### TASK DESCRIPTION
Please set out the listing below as a Markdown table with two columns, Row and Entry, numbering each line in Row and placing the line itself in Entry. Cover only the lines from the line with "lamp L1: [142, 76, 158, 92]" to the line with "label termostato: [91, 176, 97, 185]", both included, and leave out any blank lines.
## begin RECORDS PROVIDED
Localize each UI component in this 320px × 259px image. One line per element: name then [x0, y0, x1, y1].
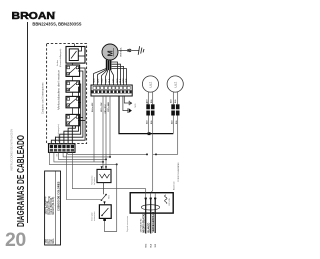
lamp L1: [142, 76, 158, 92]
wires out of box bottom: [146, 198, 156, 233]
wires below CN1: [94, 96, 110, 169]
svg-text:NEG: NEG: [108, 195, 110, 199]
lamp disconnect plug: [123, 96, 137, 113]
svg-text:GRI: GRI: [105, 79, 107, 83]
wire relay to neg run: [105, 221, 117, 232]
svg-text:BLA: BLA: [150, 99, 153, 103]
wire labels below CN1: [91, 101, 149, 113]
label interruptor: [91, 212, 97, 221]
svg-text:La luz: La luz: [57, 60, 59, 66]
svg-text:VER/AMA: VER/AMA: [120, 47, 123, 57]
svg-text:VER: VER: [126, 78, 128, 83]
svg-text:LUZ: LUZ: [173, 82, 177, 88]
svg-text:20: 20: [5, 229, 26, 251]
svg-text:INSTRUCCIONES DE INSTALACION: INSTRUCCIONES DE INSTALACION: [10, 129, 14, 171]
lamp L2: [167, 76, 183, 92]
switch S2: [66, 63, 80, 76]
label la luz: [57, 48, 62, 67]
junction dots on fan: [102, 153, 148, 165]
svg-text:AZU: AZU: [145, 99, 148, 103]
label termostato: [91, 176, 97, 185]
svg-text:VERDE (GREEN): VERDE (GREEN): [45, 196, 47, 214]
svg-text:Alambrado: Alambrado: [173, 181, 176, 190]
supply wire labels: [140, 212, 158, 248]
lamp socket X1: [146, 104, 154, 115]
svg-text:DIAGRAMAS DE CABLEADO: DIAGRAMAS DE CABLEADO: [16, 135, 27, 227]
svg-text:M: M: [106, 50, 115, 56]
svg-text:4 3: 4 3: [57, 154, 59, 157]
svg-text:Velocidades del motor: Velocidades del motor: [57, 70, 60, 110]
socket wires down: [148, 116, 177, 194]
svg-text:NEGRO (BLACK): NEGRO (BLACK): [52, 196, 55, 214]
wires into box: [146, 189, 156, 199]
svg-text:AZU: AZU: [96, 78, 99, 83]
neg vertical run: [116, 164, 118, 231]
L1 leads: [148, 92, 152, 104]
svg-text:BLANCO: BLANCO: [148, 222, 151, 232]
svg-text:automatico: automatico: [93, 212, 96, 221]
junction dot: [155, 153, 157, 155]
svg-text:NEG: NEG: [93, 78, 95, 83]
switch S3: [66, 76, 80, 92]
wire entry dots: [145, 197, 157, 199]
lamp feed thick wire: [119, 96, 173, 134]
svg-text:BLA: BLA: [150, 243, 153, 247]
svg-text:del motor: del motor: [93, 177, 96, 185]
wire bundle right of switches: [51, 68, 85, 144]
socket lower labels: [145, 120, 177, 124]
connector CN2: [49, 144, 76, 153]
svg-text:AZU: AZU: [145, 120, 148, 124]
motor fan wires to CN1: [94, 62, 127, 85]
fan wires from CN2: [49, 152, 147, 199]
svg-text:®: ®: [54, 11, 56, 15]
motor ground lead: [119, 49, 140, 52]
svg-text:Caja de conexiones: Caja de conexiones: [127, 216, 129, 232]
svg-text:LUZ: LUZ: [149, 82, 153, 88]
wire thermostat to switch: [103, 183, 105, 195]
svg-text:VERDE/AMARILLO: VERDE/AMARILLO: [152, 212, 155, 233]
lamp socket X2: [171, 104, 179, 115]
L2 leads: [173, 92, 177, 104]
switch assembly dashed box: [47, 44, 87, 144]
junction box: [130, 193, 173, 213]
svg-text:(Encendido/Apagado): (Encendido/Apagado): [59, 48, 62, 67]
svg-text:VER: VER: [45, 238, 47, 243]
svg-text:BLA: BLA: [119, 78, 122, 83]
switch S5: [66, 108, 80, 126]
svg-text:AZU: AZU: [170, 120, 173, 124]
switch S4: [66, 92, 80, 108]
svg-text:BLA o AZU: BLA o AZU: [91, 102, 94, 112]
svg-text:120 VCA: 120 VCA: [168, 198, 171, 206]
svg-text:BBN2243SS, BBN2303SS: BBN2243SS, BBN2303SS: [32, 21, 81, 26]
svg-text:NEGRO (BLACK): NEGRO (BLACK): [143, 214, 146, 233]
svg-text:BLA: BLA: [150, 120, 153, 124]
svg-text:CODIGO DE COLORES: CODIGO DE COLORES: [57, 181, 61, 211]
Broan logo: [12, 11, 56, 23]
svg-text:CON DOS LAMPARAS: CON DOS LAMPARAS: [177, 162, 180, 182]
svg-text:NEG: NEG: [117, 78, 119, 83]
svg-text:VER o AMA: VER o AMA: [107, 101, 110, 112]
svg-text:NEG: NEG: [135, 103, 137, 107]
inline switch: [101, 194, 111, 201]
relay box: [99, 201, 111, 221]
svg-text:VER: VER: [155, 243, 157, 247]
ground symbol: [138, 46, 144, 55]
splice loop: [141, 205, 159, 210]
wire labels above CN1: [93, 78, 128, 83]
thermostat: [97, 166, 111, 182]
svg-text:BLA: BLA: [174, 99, 177, 103]
L2 lead labels: [169, 99, 176, 103]
motor M: [102, 44, 118, 60]
motor lead bundle: [107, 60, 111, 70]
strain relief squiggle: [165, 195, 167, 204]
svg-text:NEG o CAF: NEG o CAF: [100, 101, 103, 112]
junction square: [148, 132, 151, 135]
svg-text:120 VCA 60 Hz: 120 VCA 60 Hz: [140, 219, 143, 233]
svg-text:GRI o ROJ: GRI o ROJ: [105, 105, 107, 114]
vertical rule: [27, 22, 29, 223]
color code table: [45, 171, 61, 245]
switch S1 light: [66, 44, 85, 64]
svg-text:Conjunto con 5 interruptores: Conjunto con 5 interruptores: [42, 82, 45, 114]
svg-text:BLA: BLA: [175, 120, 178, 124]
svg-text:ROJ: ROJ: [101, 79, 103, 83]
h wire lamps: [153, 153, 178, 155]
terminal strip CN1: [91, 85, 132, 96]
svg-text:BLA: BLA: [108, 78, 111, 83]
svg-text:Interruptor: Interruptor: [91, 212, 94, 221]
svg-text:BROAN: BROAN: [12, 11, 55, 22]
svg-text:Termostato: Termostato: [91, 176, 94, 185]
svg-text:AZU: AZU: [122, 78, 125, 83]
svg-text:NEG: NEG: [146, 243, 148, 247]
L1 lead labels: [145, 99, 152, 103]
svg-text:NEG: NEG: [53, 238, 55, 243]
svg-text:AZU: AZU: [169, 99, 172, 103]
wires S1 to bundle: [78, 47, 84, 57]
## end RECORDS PROVIDED
### RESULT OF THIS EXERCISE
| Row | Entry |
|---|---|
| 1 | lamp L1: [142, 76, 158, 92] |
| 2 | wires out of box bottom: [146, 198, 156, 233] |
| 3 | wires below CN1: [94, 96, 110, 169] |
| 4 | svg-text:NEG: NEG: [108, 195, 110, 199] |
| 5 | lamp disconnect plug: [123, 96, 137, 113] |
| 6 | svg-text:GRI: GRI: [105, 79, 107, 83] |
| 7 | wire relay to neg run: [105, 221, 117, 232] |
| 8 | svg-text:BLA: BLA: [150, 99, 153, 103] |
| 9 | wire labels below CN1: [91, 101, 149, 113] |
| 10 | label interruptor: [91, 212, 97, 221] |
| 11 | svg-text:La luz: La luz: [57, 60, 59, 66] |
| 12 | svg-text:VER/AMA: VER/AMA: [120, 47, 123, 57] |
| 13 | svg-text:VER: VER: [126, 78, 128, 83] |
| 14 | svg-text:LUZ: LUZ: [173, 82, 177, 88] |
| 15 | svg-text:20: 20: [5, 229, 26, 251] |
| 16 | svg-text:INSTRUCCIONES DE INSTALACION: INSTRUCCIONES DE INSTALACION: [10, 129, 14, 171] |
| 17 | lamp L2: [167, 76, 183, 92] |
| 18 | switch S2: [66, 63, 80, 76] |
| 19 | label la luz: [57, 48, 62, 67] |
| 20 | junction dots on fan: [102, 153, 148, 165] |
| 21 | svg-text:AZU: AZU: [145, 99, 148, 103] |
| 22 | label termostato: [91, 176, 97, 185] |